Brief => Transcribe each line of the records below exactly, excluding any embedded images.

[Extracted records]
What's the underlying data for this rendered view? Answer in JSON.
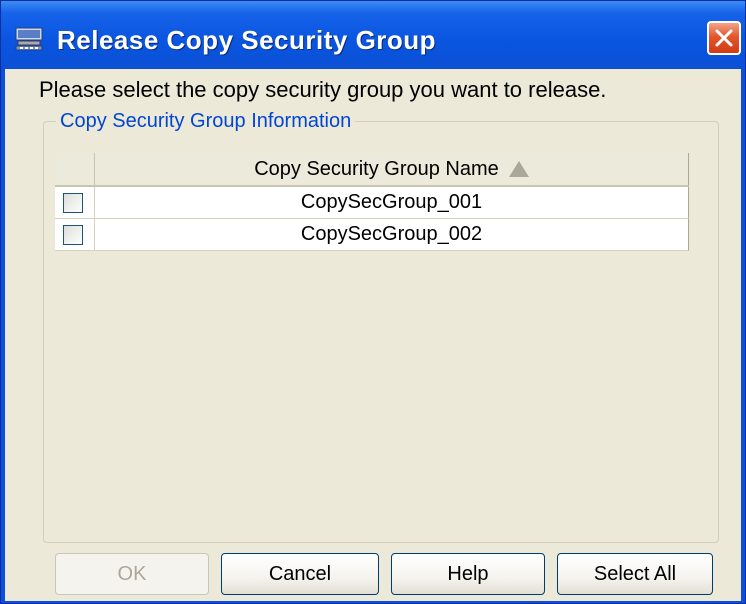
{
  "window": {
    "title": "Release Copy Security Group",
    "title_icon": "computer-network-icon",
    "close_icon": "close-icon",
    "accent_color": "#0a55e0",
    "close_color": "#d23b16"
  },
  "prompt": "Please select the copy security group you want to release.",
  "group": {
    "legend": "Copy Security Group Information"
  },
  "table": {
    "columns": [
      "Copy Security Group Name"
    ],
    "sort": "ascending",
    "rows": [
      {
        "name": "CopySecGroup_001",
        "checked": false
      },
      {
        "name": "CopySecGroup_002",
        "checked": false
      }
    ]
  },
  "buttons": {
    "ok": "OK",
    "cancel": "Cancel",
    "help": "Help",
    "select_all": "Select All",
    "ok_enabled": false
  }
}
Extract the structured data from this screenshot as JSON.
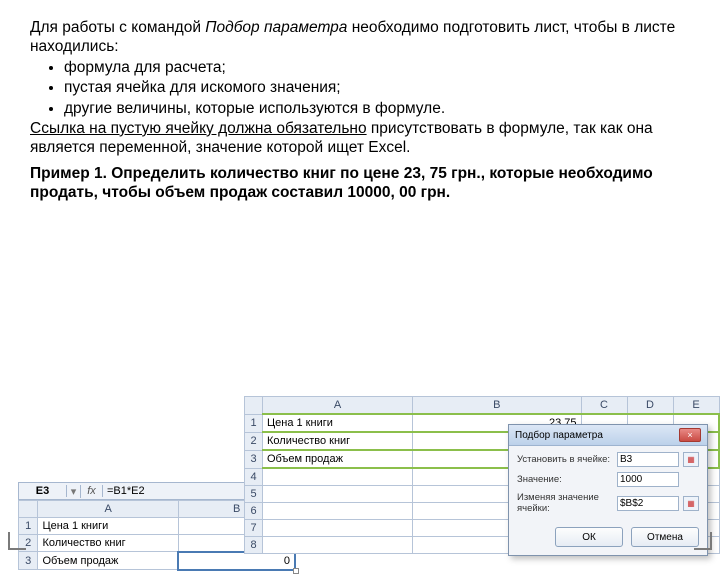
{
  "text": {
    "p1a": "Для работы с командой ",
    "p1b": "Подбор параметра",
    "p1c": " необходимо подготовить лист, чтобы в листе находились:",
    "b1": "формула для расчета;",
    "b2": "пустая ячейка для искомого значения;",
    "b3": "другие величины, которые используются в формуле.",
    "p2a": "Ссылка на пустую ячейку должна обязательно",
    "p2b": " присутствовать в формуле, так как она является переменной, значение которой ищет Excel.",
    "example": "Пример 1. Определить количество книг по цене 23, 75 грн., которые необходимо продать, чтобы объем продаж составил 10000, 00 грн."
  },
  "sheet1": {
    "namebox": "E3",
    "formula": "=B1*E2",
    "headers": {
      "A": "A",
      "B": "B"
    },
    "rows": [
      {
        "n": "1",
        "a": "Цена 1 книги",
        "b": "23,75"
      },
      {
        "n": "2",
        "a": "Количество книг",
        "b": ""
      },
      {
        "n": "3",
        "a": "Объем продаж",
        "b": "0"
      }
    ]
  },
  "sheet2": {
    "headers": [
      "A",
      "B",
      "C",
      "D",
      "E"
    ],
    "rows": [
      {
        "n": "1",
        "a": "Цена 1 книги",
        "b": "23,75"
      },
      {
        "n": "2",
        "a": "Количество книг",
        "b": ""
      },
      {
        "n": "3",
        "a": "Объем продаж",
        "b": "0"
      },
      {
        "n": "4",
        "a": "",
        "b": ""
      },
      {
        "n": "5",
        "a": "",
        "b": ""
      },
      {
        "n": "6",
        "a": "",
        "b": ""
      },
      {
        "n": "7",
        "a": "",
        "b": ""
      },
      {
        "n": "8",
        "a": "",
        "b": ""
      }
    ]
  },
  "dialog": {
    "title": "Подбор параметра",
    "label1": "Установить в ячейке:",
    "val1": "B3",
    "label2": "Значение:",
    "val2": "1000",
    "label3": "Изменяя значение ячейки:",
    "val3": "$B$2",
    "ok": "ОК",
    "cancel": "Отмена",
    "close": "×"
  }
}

Task output =>
What's the underlying data for this rendered view? Answer in JSON.
{
  "window": {
    "title": "Release Copy Security Group",
    "title_icon": "computer-network-icon",
    "close_icon": "close-icon",
    "accent_color": "#0a55e0",
    "close_color": "#d23b16"
  },
  "prompt": "Please select the copy security group you want to release.",
  "group": {
    "legend": "Copy Security Group Information"
  },
  "table": {
    "columns": [
      "Copy Security Group Name"
    ],
    "sort": "ascending",
    "rows": [
      {
        "name": "CopySecGroup_001",
        "checked": false
      },
      {
        "name": "CopySecGroup_002",
        "checked": false
      }
    ]
  },
  "buttons": {
    "ok": "OK",
    "cancel": "Cancel",
    "help": "Help",
    "select_all": "Select All",
    "ok_enabled": false
  }
}
Extract the structured data from this screenshot as JSON.
{
  "text": {
    "p1a": "Для работы с командой ",
    "p1b": "Подбор параметра",
    "p1c": " необходимо подготовить лист, чтобы в листе находились:",
    "b1": "формула для расчета;",
    "b2": "пустая ячейка для искомого значения;",
    "b3": "другие величины, которые используются в формуле.",
    "p2a": "Ссылка на пустую ячейку должна обязательно",
    "p2b": " присутствовать в формуле, так как она является переменной, значение которой ищет Excel.",
    "example": "Пример 1. Определить количество книг по цене 23, 75 грн., которые необходимо продать, чтобы объем продаж составил 10000, 00 грн."
  },
  "sheet1": {
    "namebox": "E3",
    "formula": "=B1*E2",
    "headers": {
      "A": "A",
      "B": "B"
    },
    "rows": [
      {
        "n": "1",
        "a": "Цена 1 книги",
        "b": "23,75"
      },
      {
        "n": "2",
        "a": "Количество книг",
        "b": ""
      },
      {
        "n": "3",
        "a": "Объем продаж",
        "b": "0"
      }
    ]
  },
  "sheet2": {
    "headers": [
      "A",
      "B",
      "C",
      "D",
      "E"
    ],
    "rows": [
      {
        "n": "1",
        "a": "Цена 1 книги",
        "b": "23,75"
      },
      {
        "n": "2",
        "a": "Количество книг",
        "b": ""
      },
      {
        "n": "3",
        "a": "Объем продаж",
        "b": "0"
      },
      {
        "n": "4",
        "a": "",
        "b": ""
      },
      {
        "n": "5",
        "a": "",
        "b": ""
      },
      {
        "n": "6",
        "a": "",
        "b": ""
      },
      {
        "n": "7",
        "a": "",
        "b": ""
      },
      {
        "n": "8",
        "a": "",
        "b": ""
      }
    ]
  },
  "dialog": {
    "title": "Подбор параметра",
    "label1": "Установить в ячейке:",
    "val1": "B3",
    "label2": "Значение:",
    "val2": "1000",
    "label3": "Изменяя значение ячейки:",
    "val3": "$B$2",
    "ok": "ОК",
    "cancel": "Отмена",
    "close": "×"
  }
}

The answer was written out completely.